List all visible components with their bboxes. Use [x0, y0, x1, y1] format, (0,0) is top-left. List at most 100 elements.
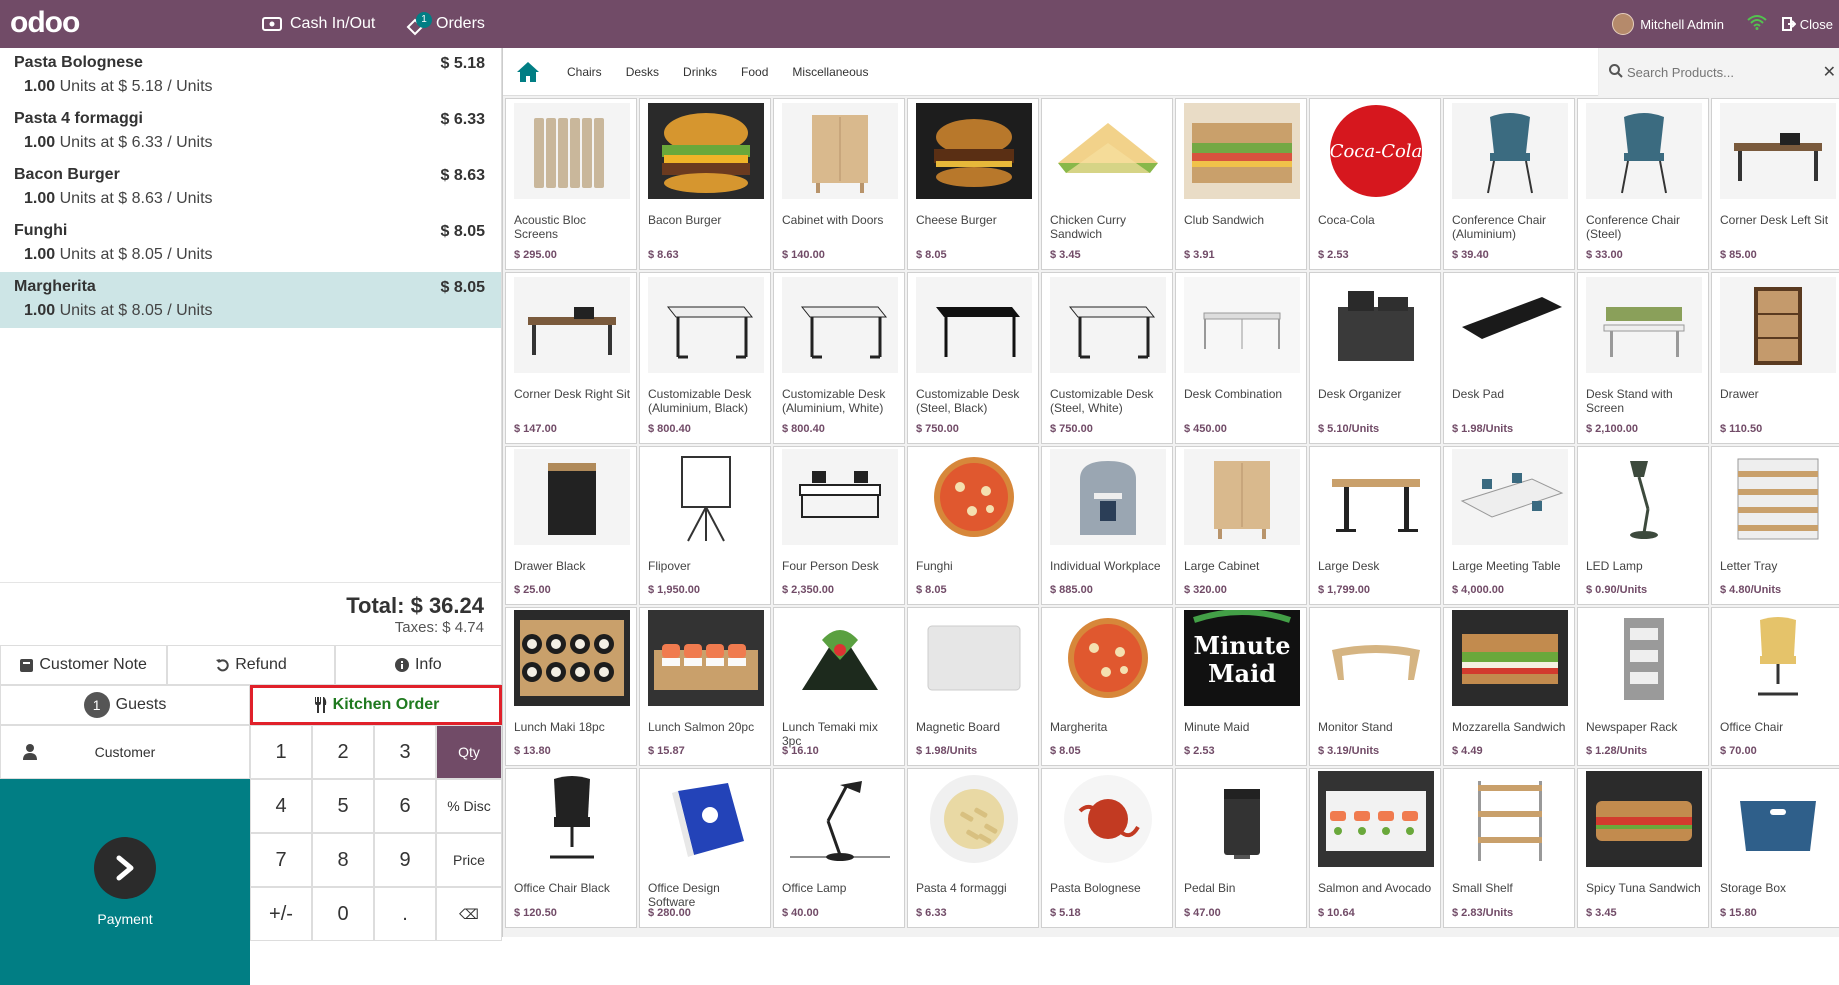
product-image	[1586, 771, 1702, 867]
numpad-key-2[interactable]: 2	[312, 725, 374, 779]
product-card[interactable]: Monitor Stand $ 3.19/Units	[1309, 607, 1441, 766]
decimal-button[interactable]: .	[374, 887, 436, 941]
clear-search-icon[interactable]: ✕	[1823, 62, 1836, 82]
product-card[interactable]: Office Chair $ 70.00	[1711, 607, 1839, 766]
numpad-key-4[interactable]: 4	[250, 779, 312, 833]
numpad-key-5[interactable]: 5	[312, 779, 374, 833]
odoo-logo[interactable]: odoo	[10, 6, 80, 40]
product-price: $ 39.40	[1452, 249, 1489, 261]
info-button[interactable]: Info	[334, 645, 502, 685]
product-card[interactable]: Pedal Bin $ 47.00	[1175, 768, 1307, 928]
price-mode-button[interactable]: Price	[436, 833, 502, 887]
numpad-key-9[interactable]: 9	[374, 833, 436, 887]
product-card[interactable]: LED Lamp $ 0.90/Units	[1577, 446, 1709, 605]
product-card[interactable]: Lunch Temaki mix 3pc $ 16.10	[773, 607, 905, 766]
product-card[interactable]: Coca-Cola Coca-Cola $ 2.53	[1309, 98, 1441, 270]
category-chairs[interactable]: Chairs	[567, 65, 602, 79]
numpad-key-0[interactable]: 0	[312, 887, 374, 941]
product-card[interactable]: Pasta 4 formaggi $ 6.33	[907, 768, 1039, 928]
product-card[interactable]: Large Cabinet $ 320.00	[1175, 446, 1307, 605]
category-drinks[interactable]: Drinks	[683, 65, 717, 79]
product-card[interactable]: Lunch Salmon 20pc $ 15.87	[639, 607, 771, 766]
category-food[interactable]: Food	[741, 65, 768, 79]
svg-text:Maid: Maid	[1208, 659, 1276, 688]
product-card[interactable]: Minute Maid Minute Maid $ 2.53	[1175, 607, 1307, 766]
product-price: $ 1,950.00	[648, 584, 700, 596]
product-card[interactable]: Desk Pad $ 1.98/Units	[1443, 272, 1575, 444]
product-price: $ 4.80/Units	[1720, 584, 1782, 596]
product-card[interactable]: Corner Desk Left Sit $ 85.00	[1711, 98, 1839, 270]
product-card[interactable]: Funghi $ 8.05	[907, 446, 1039, 605]
product-card[interactable]: Chicken Curry Sandwich $ 3.45	[1041, 98, 1173, 270]
qty-mode-button[interactable]: Qty	[436, 725, 502, 779]
product-card[interactable]: Salmon and Avocado $ 10.64	[1309, 768, 1441, 928]
numpad-key-3[interactable]: 3	[374, 725, 436, 779]
product-card[interactable]: Storage Box $ 15.80	[1711, 768, 1839, 928]
product-card[interactable]: Mozzarella Sandwich $ 4.49	[1443, 607, 1575, 766]
product-card[interactable]: Spicy Tuna Sandwich $ 3.45	[1577, 768, 1709, 928]
product-card[interactable]: Desk Combination $ 450.00	[1175, 272, 1307, 444]
refund-button[interactable]: Refund	[167, 645, 335, 685]
product-card[interactable]: Drawer $ 110.50	[1711, 272, 1839, 444]
product-card[interactable]: Newspaper Rack $ 1.28/Units	[1577, 607, 1709, 766]
product-card[interactable]: Conference Chair (Aluminium) $ 39.40	[1443, 98, 1575, 270]
product-card[interactable]: Small Shelf $ 2.83/Units	[1443, 768, 1575, 928]
user-menu[interactable]: Mitchell Admin	[1612, 0, 1724, 48]
orderline[interactable]: Pasta 4 formaggi $ 6.33 1.00 Units at $ 6.…	[0, 104, 501, 160]
payment-button[interactable]: Payment	[0, 779, 250, 985]
orderline[interactable]: Margherita $ 8.05 1.00 Units at $ 8.05 / U…	[0, 272, 501, 328]
product-card[interactable]: Letter Tray $ 4.80/Units	[1711, 446, 1839, 605]
product-card[interactable]: Conference Chair (Steel) $ 33.00	[1577, 98, 1709, 270]
numpad-key-8[interactable]: 8	[312, 833, 374, 887]
product-card[interactable]: Office Chair Black $ 120.50	[505, 768, 637, 928]
customer-note-button[interactable]: Customer Note	[0, 645, 168, 685]
cash-in-out-button[interactable]: Cash In/Out	[262, 0, 375, 48]
search-input[interactable]	[1627, 64, 1807, 80]
home-icon[interactable]	[517, 62, 539, 82]
product-card[interactable]: Desk Stand with Screen $ 2,100.00	[1577, 272, 1709, 444]
product-card[interactable]: Lunch Maki 18pc $ 13.80	[505, 607, 637, 766]
product-card[interactable]: Customizable Desk (Steel, Black) $ 750.00	[907, 272, 1039, 444]
kitchen-order-button[interactable]: Kitchen Order	[250, 685, 502, 725]
product-card[interactable]: Office Design Software $ 280.00	[639, 768, 771, 928]
product-name: Pasta 4 formaggi	[916, 881, 1007, 895]
backspace-button[interactable]: ⌫	[436, 887, 502, 941]
category-miscellaneous[interactable]: Miscellaneous	[792, 65, 868, 79]
customer-button[interactable]: Customer	[0, 725, 250, 779]
product-card[interactable]: Corner Desk Right Sit $ 147.00	[505, 272, 637, 444]
product-card[interactable]: Margherita $ 8.05	[1041, 607, 1173, 766]
orderline[interactable]: Funghi $ 8.05 1.00 Units at $ 8.05 / Units	[0, 216, 501, 272]
product-card[interactable]: Flipover $ 1,950.00	[639, 446, 771, 605]
product-name: Magnetic Board	[916, 720, 1001, 734]
product-card[interactable]: Drawer Black $ 25.00	[505, 446, 637, 605]
product-card[interactable]: Acoustic Bloc Screens $ 295.00	[505, 98, 637, 270]
product-card[interactable]: Bacon Burger $ 8.63	[639, 98, 771, 270]
product-price: $ 2,100.00	[1586, 423, 1638, 435]
numpad-key-7[interactable]: 7	[250, 833, 312, 887]
product-card[interactable]: Customizable Desk (Steel, White) $ 750.00	[1041, 272, 1173, 444]
orders-button[interactable]: 1 Orders	[406, 0, 485, 48]
product-image	[1720, 101, 1836, 201]
close-button[interactable]: Close	[1781, 0, 1833, 48]
discount-mode-button[interactable]: % Disc	[436, 779, 502, 833]
product-card[interactable]: Cheese Burger $ 8.05	[907, 98, 1039, 270]
product-card[interactable]: Large Meeting Table $ 4,000.00	[1443, 446, 1575, 605]
product-card[interactable]: Customizable Desk (Aluminium, Black) $ 80…	[639, 272, 771, 444]
orderline[interactable]: Bacon Burger $ 8.63 1.00 Units at $ 8.63 /…	[0, 160, 501, 216]
product-card[interactable]: Large Desk $ 1,799.00	[1309, 446, 1441, 605]
product-card[interactable]: Office Lamp $ 40.00	[773, 768, 905, 928]
plus-minus-button[interactable]: +/-	[250, 887, 312, 941]
product-card[interactable]: Club Sandwich $ 3.91	[1175, 98, 1307, 270]
product-card[interactable]: Pasta Bolognese $ 5.18	[1041, 768, 1173, 928]
product-card[interactable]: Magnetic Board $ 1.98/Units	[907, 607, 1039, 766]
product-card[interactable]: Four Person Desk $ 2,350.00	[773, 446, 905, 605]
numpad-key-6[interactable]: 6	[374, 779, 436, 833]
category-desks[interactable]: Desks	[626, 65, 659, 79]
numpad-key-1[interactable]: 1	[250, 725, 312, 779]
product-card[interactable]: Customizable Desk (Aluminium, White) $ 80…	[773, 272, 905, 444]
guests-button[interactable]: 1 Guests	[0, 685, 250, 725]
product-card[interactable]: Cabinet with Doors $ 140.00	[773, 98, 905, 270]
product-card[interactable]: Individual Workplace $ 885.00	[1041, 446, 1173, 605]
product-card[interactable]: Desk Organizer $ 5.10/Units	[1309, 272, 1441, 444]
orderline[interactable]: Pasta Bolognese $ 5.18 1.00 Units at $ 5.1…	[0, 48, 501, 104]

==========

*WORK TO COMPLETE:* Rewrite the part of the data that opens with the line containing "771, 1702, 867]" and closes with the line containing "product-card[interactable]: LED Lamp", changing "product-card" to "item-tile" throughout and leaving everything else as it is.

*FINISHED TASK:*
product-image	[1586, 771, 1702, 867]
numpad-key-2[interactable]: 2	[312, 725, 374, 779]
item-tile[interactable]: Monitor Stand $ 3.19/Units	[1309, 607, 1441, 766]
decimal-button[interactable]: .	[374, 887, 436, 941]
clear-search-icon[interactable]: ✕	[1823, 62, 1836, 82]
item-tile[interactable]: Office Chair $ 70.00	[1711, 607, 1839, 766]
numpad-key-4[interactable]: 4	[250, 779, 312, 833]
numpad-key-5[interactable]: 5	[312, 779, 374, 833]
odoo-logo[interactable]: odoo	[10, 6, 80, 40]
product-price: $ 39.40	[1452, 249, 1489, 261]
info-button[interactable]: Info	[334, 645, 502, 685]
item-tile[interactable]: Pedal Bin $ 47.00	[1175, 768, 1307, 928]
price-mode-button[interactable]: Price	[436, 833, 502, 887]
numpad-key-9[interactable]: 9	[374, 833, 436, 887]
item-tile[interactable]: LED Lamp $ 0.90/Units	[1577, 446, 1709, 605]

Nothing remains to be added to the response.